**Stored data**:
►

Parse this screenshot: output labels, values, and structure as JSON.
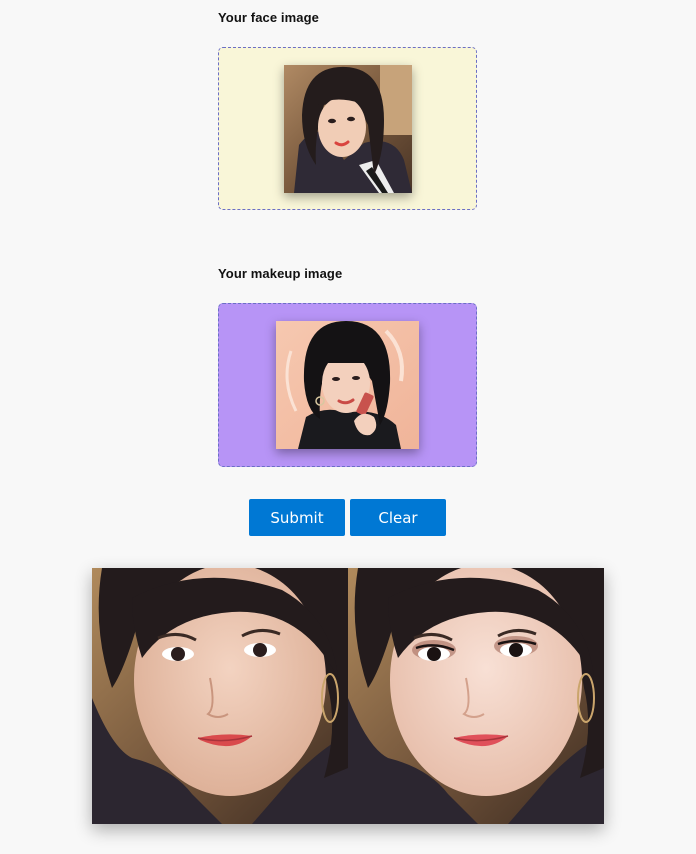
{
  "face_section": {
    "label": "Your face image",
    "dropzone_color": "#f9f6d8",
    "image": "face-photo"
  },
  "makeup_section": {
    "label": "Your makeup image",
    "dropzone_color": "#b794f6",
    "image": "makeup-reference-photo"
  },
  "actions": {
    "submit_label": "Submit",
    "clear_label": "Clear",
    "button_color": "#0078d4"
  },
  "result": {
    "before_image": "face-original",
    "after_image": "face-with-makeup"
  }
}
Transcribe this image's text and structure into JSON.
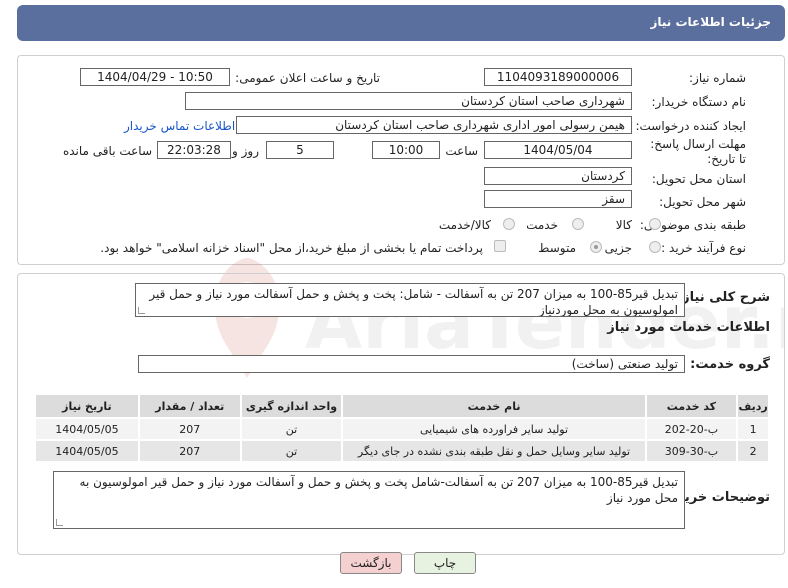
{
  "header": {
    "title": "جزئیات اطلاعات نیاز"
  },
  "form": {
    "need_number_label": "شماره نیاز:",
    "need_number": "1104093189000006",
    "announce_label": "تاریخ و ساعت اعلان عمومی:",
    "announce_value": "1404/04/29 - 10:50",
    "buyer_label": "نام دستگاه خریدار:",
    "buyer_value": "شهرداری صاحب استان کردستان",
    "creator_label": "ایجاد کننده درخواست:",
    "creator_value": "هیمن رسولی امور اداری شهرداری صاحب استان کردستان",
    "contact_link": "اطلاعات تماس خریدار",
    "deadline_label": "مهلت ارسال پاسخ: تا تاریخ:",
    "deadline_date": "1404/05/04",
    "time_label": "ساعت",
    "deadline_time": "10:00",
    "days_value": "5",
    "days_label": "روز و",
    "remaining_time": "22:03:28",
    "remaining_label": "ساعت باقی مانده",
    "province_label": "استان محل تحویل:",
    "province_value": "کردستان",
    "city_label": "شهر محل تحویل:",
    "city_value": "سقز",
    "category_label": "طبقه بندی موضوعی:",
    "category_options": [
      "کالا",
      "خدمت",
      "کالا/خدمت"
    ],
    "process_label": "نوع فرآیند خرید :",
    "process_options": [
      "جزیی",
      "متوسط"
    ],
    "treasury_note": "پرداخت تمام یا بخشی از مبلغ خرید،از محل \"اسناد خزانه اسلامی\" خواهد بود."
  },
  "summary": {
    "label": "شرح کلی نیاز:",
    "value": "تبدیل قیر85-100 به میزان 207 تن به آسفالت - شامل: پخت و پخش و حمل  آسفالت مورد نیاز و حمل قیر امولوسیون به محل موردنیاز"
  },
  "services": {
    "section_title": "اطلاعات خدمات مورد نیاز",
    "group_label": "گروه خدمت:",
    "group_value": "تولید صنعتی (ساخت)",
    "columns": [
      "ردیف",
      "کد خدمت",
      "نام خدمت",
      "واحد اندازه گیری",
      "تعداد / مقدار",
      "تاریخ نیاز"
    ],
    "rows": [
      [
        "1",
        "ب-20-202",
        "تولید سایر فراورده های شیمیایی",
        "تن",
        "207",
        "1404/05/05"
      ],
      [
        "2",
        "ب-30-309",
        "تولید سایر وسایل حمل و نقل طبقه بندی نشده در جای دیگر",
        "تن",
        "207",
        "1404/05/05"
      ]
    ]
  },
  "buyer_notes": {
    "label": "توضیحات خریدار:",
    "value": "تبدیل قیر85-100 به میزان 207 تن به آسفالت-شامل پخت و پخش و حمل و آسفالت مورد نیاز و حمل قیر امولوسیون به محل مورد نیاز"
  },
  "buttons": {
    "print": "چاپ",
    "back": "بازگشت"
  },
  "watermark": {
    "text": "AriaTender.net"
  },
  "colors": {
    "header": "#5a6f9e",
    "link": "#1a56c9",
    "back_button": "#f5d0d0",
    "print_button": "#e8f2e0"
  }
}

◄

**SHORT EXERCISE**: Show each line of the listing that holds the string "text".

**THE SOLUTION**:
Transcribe this image's text and structure into JSON.
    "text": "AriaTender.net"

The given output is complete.